OBJECTIVE ▸ Type out the records that follow, exactly as given.

DATASET EXTRACT ▸
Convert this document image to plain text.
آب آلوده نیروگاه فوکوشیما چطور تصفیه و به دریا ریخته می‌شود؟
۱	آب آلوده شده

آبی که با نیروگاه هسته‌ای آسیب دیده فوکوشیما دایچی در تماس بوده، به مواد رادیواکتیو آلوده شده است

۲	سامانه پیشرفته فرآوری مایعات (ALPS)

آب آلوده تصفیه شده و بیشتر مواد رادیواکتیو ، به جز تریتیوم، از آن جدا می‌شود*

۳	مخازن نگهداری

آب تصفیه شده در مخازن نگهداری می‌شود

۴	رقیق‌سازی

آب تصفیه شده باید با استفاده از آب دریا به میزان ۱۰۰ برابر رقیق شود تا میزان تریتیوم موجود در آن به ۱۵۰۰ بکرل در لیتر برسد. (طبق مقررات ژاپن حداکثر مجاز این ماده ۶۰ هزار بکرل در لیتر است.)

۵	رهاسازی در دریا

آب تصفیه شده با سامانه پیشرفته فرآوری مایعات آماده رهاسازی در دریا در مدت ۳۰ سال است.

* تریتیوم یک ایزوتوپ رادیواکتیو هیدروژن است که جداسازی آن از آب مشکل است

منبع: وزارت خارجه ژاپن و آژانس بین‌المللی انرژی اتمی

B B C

THE RESULT ▸
Convert this document image to plain text.
آب آلوده نیروگاه فوکوشیما چطور تصفیه و به دریا ریخته می‌شود؟
۱	آب آلوده شده

آبی که با نیروگاه هسته‌ای آسیب دیده فوکوشیما دایچی در تماس بوده، به مواد رادیواکتیو آلوده شده است

۲	سامانه پیشرفته فرآوری مایعات (ALPS)

آب آلوده تصفیه شده و بیشتر مواد رادیواکتیو ، به جز تریتیوم، از آن جدا می‌شود*

۳	مخازن نگهداری

آب تصفیه شده در مخازن نگهداری می‌شود

۴	رقیق‌سازی

آب تصفیه شده باید با استفاده از آب دریا به میزان ۱۰۰ برابر رقیق شود تا میزان تریتیوم موجود در آن به ۱۵۰۰ بکرل در لیتر برسد. (طبق مقررات ژاپن حداکثر مجاز این ماده ۶۰ هزار بکرل در لیتر است.)

۵	رهاسازی در دریا

آب تصفیه شده با سامانه پیشرفته فرآوری مایعات آماده رهاسازی در دریا در مدت ۳۰ سال است.

* تریتیوم یک ایزوتوپ رادیواکتیو هیدروژن است که جداسازی آن از آب مشکل است

منبع: وزارت خارجه ژاپن و آژانس بین‌المللی انرژی اتمی

B B C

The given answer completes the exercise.